**What you should do:** List all lines of the data that include the string "this".
======== Provided information
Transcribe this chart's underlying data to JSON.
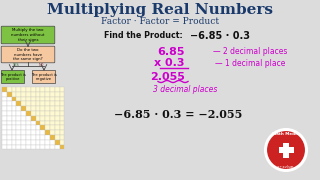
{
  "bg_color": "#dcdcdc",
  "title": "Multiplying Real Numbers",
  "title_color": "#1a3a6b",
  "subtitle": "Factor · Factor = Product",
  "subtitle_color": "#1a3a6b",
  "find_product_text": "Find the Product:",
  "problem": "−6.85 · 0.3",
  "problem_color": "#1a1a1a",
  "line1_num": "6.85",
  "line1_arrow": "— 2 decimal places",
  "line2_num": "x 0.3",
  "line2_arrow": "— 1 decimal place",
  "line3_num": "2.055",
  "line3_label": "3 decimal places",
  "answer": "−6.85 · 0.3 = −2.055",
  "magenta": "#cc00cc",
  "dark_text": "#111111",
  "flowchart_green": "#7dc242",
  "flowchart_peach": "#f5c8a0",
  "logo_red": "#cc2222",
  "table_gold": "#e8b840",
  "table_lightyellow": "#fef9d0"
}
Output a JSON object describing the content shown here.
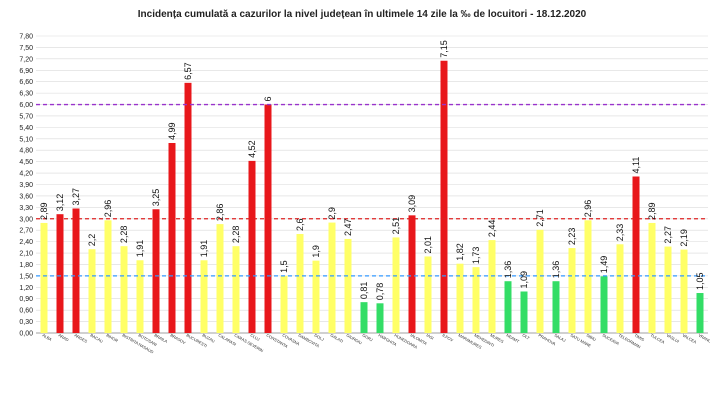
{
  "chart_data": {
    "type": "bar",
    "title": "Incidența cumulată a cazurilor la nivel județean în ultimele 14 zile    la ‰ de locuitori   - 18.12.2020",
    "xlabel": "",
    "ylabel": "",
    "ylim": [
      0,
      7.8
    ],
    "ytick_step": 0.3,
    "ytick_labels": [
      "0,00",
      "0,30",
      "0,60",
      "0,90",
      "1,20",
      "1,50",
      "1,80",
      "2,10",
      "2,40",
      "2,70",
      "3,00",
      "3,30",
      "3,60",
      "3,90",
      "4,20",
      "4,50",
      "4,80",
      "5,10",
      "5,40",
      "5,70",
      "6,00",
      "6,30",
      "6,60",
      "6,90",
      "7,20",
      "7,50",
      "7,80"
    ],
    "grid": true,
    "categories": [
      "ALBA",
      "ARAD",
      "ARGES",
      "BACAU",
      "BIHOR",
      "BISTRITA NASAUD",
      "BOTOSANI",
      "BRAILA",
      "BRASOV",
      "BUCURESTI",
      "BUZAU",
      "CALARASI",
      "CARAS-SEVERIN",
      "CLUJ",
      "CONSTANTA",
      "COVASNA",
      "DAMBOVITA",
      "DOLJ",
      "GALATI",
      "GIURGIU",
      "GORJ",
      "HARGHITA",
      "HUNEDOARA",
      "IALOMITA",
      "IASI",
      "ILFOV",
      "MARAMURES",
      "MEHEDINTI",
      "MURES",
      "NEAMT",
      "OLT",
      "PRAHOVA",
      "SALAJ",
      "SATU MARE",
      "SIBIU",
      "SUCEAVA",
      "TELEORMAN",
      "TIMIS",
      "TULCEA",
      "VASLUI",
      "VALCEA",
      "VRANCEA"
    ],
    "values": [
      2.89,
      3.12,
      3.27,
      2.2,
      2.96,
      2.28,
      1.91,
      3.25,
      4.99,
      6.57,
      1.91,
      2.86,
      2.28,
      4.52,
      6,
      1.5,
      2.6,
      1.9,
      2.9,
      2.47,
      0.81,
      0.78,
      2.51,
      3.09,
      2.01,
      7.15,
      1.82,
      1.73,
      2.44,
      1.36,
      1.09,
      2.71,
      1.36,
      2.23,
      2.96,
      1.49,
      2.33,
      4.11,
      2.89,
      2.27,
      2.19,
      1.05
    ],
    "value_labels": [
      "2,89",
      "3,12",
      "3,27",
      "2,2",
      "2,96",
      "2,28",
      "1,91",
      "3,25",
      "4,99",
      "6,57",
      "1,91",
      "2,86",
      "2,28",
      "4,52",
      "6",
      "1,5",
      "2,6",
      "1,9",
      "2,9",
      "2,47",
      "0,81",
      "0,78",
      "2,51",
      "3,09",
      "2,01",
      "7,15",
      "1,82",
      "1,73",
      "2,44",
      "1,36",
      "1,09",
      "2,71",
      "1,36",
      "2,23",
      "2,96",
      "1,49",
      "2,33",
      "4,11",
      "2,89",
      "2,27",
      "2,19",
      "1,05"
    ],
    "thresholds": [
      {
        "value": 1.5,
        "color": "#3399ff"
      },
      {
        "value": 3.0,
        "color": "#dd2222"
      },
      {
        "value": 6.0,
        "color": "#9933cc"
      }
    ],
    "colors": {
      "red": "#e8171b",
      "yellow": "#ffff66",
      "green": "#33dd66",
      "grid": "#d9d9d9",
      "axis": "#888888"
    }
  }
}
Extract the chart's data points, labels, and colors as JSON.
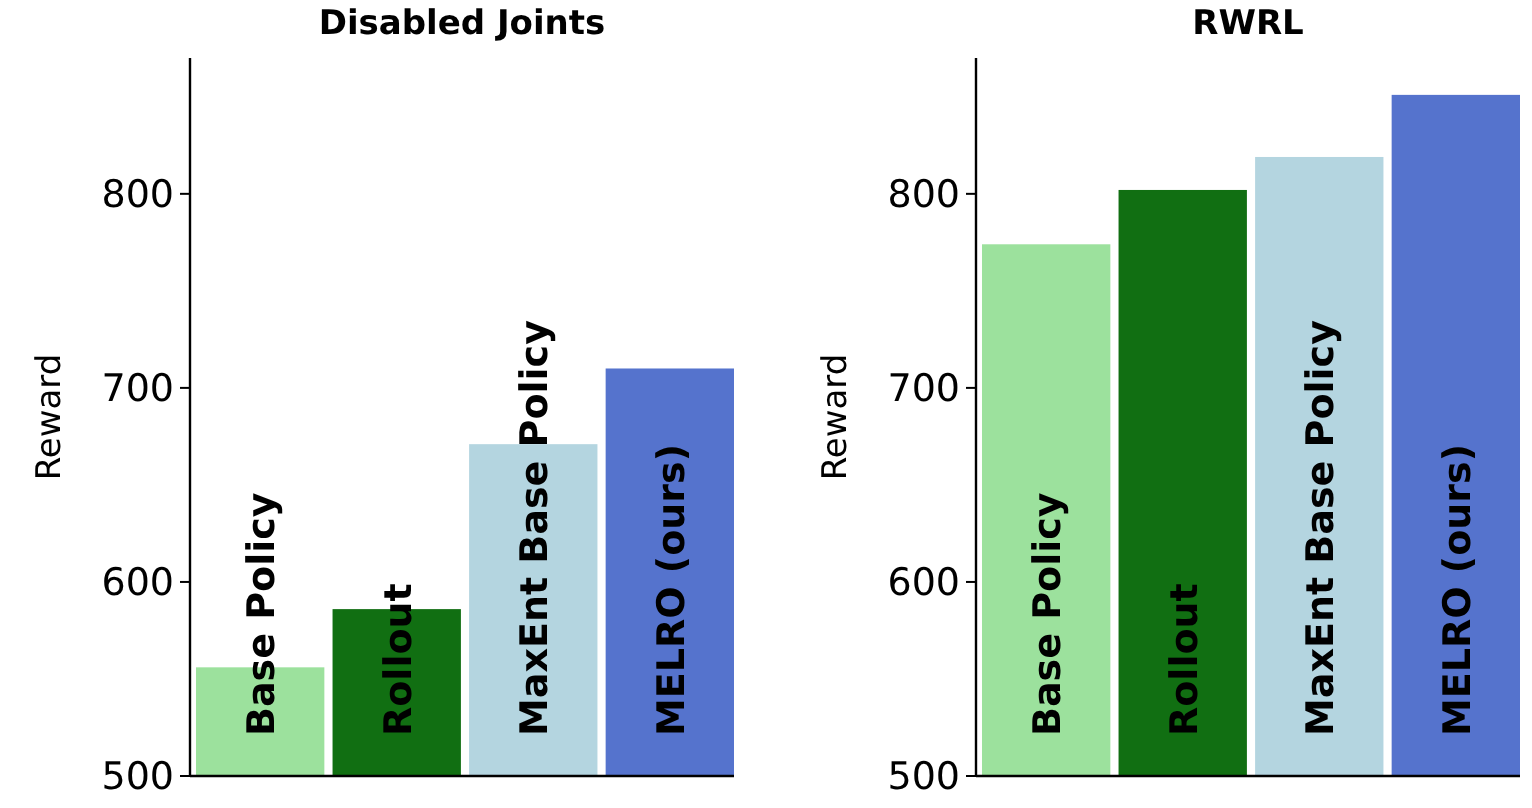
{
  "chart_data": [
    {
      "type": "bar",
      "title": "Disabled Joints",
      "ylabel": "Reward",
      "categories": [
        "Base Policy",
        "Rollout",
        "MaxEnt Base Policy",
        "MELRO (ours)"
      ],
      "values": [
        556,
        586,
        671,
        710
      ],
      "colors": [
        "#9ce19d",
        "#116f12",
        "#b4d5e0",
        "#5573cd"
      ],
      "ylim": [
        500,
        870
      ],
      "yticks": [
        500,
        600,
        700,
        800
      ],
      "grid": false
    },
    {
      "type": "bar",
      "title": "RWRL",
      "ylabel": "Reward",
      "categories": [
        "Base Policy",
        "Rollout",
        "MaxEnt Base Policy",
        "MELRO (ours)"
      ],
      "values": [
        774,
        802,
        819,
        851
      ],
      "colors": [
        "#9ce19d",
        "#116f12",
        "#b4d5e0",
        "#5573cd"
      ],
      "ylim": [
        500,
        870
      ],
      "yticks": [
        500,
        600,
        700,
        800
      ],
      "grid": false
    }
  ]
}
================
======== Provided information
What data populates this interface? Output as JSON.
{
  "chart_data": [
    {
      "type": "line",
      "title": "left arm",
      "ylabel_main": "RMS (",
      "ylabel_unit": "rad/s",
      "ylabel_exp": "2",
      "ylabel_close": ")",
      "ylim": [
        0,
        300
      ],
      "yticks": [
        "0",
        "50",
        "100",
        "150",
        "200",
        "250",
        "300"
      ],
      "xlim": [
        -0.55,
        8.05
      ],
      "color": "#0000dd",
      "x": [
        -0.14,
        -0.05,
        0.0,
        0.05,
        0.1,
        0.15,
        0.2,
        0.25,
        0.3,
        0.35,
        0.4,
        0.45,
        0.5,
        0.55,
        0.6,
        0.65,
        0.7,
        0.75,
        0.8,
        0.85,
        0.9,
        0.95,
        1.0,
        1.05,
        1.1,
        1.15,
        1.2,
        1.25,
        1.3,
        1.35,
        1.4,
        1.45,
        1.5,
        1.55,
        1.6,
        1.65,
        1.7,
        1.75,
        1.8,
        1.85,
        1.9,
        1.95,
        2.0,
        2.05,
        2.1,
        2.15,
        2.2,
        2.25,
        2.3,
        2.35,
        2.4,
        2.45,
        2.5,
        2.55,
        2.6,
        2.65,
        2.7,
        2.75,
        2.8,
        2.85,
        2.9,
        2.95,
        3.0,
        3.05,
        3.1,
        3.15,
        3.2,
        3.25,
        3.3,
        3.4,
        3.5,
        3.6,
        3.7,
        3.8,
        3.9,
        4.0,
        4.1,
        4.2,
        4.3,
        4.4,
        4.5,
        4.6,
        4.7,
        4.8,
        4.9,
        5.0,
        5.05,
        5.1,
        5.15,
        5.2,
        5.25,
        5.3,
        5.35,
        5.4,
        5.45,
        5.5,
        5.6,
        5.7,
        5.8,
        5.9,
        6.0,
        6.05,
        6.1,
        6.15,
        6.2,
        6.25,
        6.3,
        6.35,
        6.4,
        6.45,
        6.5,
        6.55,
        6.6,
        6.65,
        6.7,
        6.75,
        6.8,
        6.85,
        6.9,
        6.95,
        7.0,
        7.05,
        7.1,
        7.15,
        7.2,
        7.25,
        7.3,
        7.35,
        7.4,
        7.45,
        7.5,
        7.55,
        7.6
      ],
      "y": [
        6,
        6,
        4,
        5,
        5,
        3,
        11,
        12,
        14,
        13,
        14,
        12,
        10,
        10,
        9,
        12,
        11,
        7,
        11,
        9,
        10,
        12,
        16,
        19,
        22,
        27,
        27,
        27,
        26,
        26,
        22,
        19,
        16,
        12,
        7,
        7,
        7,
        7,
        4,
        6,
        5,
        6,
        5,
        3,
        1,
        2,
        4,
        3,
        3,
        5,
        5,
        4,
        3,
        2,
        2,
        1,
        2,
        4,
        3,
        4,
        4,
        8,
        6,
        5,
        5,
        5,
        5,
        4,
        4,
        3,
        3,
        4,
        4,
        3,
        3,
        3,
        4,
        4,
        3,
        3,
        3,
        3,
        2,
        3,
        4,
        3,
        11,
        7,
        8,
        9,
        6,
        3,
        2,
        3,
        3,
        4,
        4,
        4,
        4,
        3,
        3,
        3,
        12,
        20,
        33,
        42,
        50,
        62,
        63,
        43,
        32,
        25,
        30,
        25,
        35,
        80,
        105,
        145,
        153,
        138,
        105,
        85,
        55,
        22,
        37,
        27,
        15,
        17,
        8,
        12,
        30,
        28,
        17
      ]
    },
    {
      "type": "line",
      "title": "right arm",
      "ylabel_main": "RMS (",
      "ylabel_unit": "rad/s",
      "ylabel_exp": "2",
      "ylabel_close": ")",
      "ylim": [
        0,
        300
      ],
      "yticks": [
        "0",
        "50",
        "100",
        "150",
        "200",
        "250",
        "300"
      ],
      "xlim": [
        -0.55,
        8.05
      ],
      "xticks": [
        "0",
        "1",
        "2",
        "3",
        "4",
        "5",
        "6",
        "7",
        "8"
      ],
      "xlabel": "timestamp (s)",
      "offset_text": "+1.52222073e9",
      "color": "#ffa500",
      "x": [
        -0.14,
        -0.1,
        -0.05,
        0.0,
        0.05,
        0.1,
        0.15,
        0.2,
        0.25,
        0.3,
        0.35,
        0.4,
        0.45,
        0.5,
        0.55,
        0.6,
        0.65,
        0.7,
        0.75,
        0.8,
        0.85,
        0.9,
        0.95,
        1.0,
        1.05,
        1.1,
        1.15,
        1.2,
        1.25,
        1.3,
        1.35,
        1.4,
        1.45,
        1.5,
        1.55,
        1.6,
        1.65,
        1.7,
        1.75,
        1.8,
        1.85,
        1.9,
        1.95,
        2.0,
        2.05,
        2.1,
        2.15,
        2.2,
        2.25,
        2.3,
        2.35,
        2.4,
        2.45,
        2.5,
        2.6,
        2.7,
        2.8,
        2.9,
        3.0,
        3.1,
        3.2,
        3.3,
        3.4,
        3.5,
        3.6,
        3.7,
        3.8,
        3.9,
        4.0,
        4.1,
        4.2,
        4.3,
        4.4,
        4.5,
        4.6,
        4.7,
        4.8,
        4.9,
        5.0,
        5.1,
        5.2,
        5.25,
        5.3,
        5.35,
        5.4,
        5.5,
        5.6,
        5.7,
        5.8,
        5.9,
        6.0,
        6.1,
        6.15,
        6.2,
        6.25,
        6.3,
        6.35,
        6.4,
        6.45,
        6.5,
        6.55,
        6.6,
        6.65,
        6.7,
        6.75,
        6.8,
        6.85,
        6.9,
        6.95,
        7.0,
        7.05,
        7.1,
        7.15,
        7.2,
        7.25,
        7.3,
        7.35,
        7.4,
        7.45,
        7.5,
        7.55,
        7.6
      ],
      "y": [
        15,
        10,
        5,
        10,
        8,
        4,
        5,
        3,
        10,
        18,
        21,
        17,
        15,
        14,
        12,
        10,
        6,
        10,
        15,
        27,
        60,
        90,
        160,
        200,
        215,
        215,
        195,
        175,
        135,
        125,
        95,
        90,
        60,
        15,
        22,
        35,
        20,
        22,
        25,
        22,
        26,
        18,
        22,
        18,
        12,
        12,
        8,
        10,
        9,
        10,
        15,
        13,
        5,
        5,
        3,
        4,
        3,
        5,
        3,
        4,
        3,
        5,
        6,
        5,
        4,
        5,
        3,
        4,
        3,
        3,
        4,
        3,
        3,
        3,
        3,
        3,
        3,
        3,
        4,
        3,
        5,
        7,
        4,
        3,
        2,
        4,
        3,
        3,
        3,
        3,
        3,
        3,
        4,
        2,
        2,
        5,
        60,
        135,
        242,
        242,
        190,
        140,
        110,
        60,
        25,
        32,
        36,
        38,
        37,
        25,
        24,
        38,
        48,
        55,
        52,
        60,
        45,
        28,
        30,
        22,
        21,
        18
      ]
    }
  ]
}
================
**Correct result:**
Transcribe this chart's underlying data to JSON.
What data populates this interface? Output as JSON.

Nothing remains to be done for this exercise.